PROVIDED DATA >>
** start **

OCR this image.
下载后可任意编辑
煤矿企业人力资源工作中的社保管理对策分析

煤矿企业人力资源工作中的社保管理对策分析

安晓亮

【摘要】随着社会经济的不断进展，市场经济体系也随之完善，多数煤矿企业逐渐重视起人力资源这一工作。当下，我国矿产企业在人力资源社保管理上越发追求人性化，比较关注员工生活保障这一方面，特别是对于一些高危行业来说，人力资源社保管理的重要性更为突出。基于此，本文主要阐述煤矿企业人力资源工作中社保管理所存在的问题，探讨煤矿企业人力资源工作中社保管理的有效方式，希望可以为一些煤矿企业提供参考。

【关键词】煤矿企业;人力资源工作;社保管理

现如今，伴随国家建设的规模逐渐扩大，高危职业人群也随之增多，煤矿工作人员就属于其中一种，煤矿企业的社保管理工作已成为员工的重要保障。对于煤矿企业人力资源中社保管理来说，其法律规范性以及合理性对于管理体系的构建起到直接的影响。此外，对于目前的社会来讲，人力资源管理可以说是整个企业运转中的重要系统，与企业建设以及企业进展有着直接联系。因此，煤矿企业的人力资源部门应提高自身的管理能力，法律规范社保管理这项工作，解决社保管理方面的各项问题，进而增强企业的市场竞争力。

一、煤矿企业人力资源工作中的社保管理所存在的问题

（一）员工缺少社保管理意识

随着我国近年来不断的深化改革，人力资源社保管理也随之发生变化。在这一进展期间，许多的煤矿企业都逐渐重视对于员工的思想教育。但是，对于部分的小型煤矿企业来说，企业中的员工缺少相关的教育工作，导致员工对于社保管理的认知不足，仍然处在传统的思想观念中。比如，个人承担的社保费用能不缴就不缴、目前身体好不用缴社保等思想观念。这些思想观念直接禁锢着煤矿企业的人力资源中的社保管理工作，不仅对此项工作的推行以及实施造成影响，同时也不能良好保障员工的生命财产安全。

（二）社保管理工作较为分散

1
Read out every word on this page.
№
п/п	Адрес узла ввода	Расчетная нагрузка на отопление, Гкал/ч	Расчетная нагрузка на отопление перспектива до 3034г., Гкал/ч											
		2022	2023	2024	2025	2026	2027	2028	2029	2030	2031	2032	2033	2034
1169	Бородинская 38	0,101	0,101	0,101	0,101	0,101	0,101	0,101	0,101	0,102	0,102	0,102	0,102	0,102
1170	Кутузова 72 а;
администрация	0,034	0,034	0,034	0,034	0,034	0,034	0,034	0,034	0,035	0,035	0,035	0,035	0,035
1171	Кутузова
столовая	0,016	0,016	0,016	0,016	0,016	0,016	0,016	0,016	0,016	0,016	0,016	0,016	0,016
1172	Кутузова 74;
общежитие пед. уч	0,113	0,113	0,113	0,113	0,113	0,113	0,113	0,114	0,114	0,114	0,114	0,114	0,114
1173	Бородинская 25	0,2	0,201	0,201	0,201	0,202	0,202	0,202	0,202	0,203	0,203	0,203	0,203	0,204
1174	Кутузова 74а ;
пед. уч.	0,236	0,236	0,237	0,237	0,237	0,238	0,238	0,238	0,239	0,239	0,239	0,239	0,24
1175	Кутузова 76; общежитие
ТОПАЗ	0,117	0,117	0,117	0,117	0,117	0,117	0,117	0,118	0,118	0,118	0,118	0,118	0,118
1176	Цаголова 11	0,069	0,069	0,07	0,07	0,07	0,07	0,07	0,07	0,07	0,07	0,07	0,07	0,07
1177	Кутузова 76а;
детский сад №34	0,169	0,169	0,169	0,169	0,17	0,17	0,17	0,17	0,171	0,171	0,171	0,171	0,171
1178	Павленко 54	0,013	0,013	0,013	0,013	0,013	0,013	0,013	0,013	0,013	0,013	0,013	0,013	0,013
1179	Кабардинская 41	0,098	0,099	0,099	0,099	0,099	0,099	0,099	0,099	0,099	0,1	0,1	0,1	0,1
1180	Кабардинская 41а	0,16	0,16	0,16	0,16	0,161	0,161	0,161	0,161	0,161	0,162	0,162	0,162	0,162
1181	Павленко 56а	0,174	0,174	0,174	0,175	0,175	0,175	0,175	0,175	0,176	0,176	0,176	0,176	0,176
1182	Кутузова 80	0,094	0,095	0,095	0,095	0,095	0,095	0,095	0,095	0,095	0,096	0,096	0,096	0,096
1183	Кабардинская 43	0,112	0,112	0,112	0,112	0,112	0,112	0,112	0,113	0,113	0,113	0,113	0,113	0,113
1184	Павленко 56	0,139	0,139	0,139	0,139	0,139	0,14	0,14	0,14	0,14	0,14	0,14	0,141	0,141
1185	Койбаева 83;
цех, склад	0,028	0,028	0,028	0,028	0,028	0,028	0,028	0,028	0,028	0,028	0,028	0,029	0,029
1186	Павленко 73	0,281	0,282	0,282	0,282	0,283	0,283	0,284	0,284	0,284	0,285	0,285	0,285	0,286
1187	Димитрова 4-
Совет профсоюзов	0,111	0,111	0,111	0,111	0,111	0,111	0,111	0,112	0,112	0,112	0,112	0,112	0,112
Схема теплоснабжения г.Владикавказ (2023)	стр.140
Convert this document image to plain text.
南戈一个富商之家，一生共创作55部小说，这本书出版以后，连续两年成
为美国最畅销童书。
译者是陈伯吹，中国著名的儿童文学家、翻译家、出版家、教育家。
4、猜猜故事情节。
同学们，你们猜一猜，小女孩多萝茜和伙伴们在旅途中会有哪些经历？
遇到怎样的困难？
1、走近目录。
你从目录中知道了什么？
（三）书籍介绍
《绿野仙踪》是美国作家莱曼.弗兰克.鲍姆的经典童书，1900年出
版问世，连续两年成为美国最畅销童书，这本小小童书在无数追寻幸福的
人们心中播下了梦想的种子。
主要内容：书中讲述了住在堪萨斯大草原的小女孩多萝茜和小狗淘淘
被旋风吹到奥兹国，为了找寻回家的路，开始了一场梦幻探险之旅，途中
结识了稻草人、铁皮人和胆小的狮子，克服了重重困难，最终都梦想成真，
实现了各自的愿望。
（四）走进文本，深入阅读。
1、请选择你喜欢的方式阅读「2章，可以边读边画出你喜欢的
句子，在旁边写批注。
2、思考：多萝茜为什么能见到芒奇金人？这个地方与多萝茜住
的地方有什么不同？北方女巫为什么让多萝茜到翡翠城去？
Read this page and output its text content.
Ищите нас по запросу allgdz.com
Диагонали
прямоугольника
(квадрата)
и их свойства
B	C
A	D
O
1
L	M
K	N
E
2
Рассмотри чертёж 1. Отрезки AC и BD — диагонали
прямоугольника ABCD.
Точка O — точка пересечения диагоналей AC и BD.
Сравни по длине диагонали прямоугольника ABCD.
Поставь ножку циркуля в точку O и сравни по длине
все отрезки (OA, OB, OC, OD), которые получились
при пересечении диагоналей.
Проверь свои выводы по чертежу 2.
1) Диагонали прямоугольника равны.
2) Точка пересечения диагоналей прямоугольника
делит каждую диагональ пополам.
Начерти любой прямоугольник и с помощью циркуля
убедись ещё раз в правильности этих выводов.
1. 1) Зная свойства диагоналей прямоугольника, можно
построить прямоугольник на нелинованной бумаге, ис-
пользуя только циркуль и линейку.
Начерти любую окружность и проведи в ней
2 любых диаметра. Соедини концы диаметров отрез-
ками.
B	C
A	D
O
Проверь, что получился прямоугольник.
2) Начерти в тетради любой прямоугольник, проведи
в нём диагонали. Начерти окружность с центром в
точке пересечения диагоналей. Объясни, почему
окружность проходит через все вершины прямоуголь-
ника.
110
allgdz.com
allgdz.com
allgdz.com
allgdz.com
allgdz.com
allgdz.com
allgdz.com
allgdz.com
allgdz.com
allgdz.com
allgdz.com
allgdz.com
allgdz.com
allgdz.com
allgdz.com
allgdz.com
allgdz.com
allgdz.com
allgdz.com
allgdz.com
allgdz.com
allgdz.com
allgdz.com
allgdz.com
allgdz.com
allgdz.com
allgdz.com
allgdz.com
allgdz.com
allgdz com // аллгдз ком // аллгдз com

** end **

GIVEN EXERCISE >> Repeat the line containing "Read this page and output its text content." and all subsequent lines through the final line of the data, exactly and with no others.

FULL SOLUTION >>
Read this page and output its text content.
Ищите нас по запросу allgdz.com
Диагонали
прямоугольника
(квадрата)
и их свойства
B	C
A	D
O
1
L	M
K	N
E
2
Рассмотри чертёж 1. Отрезки AC и BD — диагонали
прямоугольника ABCD.
Точка O — точка пересечения диагоналей AC и BD.
Сравни по длине диагонали прямоугольника ABCD.
Поставь ножку циркуля в точку O и сравни по длине
все отрезки (OA, OB, OC, OD), которые получились
при пересечении диагоналей.
Проверь свои выводы по чертежу 2.
1) Диагонали прямоугольника равны.
2) Точка пересечения диагоналей прямоугольника
делит каждую диагональ пополам.
Начерти любой прямоугольник и с помощью циркуля
убедись ещё раз в правильности этих выводов.
1. 1) Зная свойства диагоналей прямоугольника, можно
построить прямоугольник на нелинованной бумаге, ис-
пользуя только циркуль и линейку.
Начерти любую окружность и проведи в ней
2 любых диаметра. Соедини концы диаметров отрез-
ками.
B	C
A	D
O
Проверь, что получился прямоугольник.
2) Начерти в тетради любой прямоугольник, проведи
в нём диагонали. Начерти окружность с центром в
точке пересечения диагоналей. Объясни, почему
окружность проходит через все вершины прямоуголь-
ника.
110
allgdz.com
allgdz.com
allgdz.com
allgdz.com
allgdz.com
allgdz.com
allgdz.com
allgdz.com
allgdz.com
allgdz.com
allgdz.com
allgdz.com
allgdz.com
allgdz.com
allgdz.com
allgdz.com
allgdz.com
allgdz.com
allgdz.com
allgdz.com
allgdz.com
allgdz.com
allgdz.com
allgdz.com
allgdz.com
allgdz.com
allgdz.com
allgdz.com
allgdz.com
allgdz com // аллгдз ком // аллгдз com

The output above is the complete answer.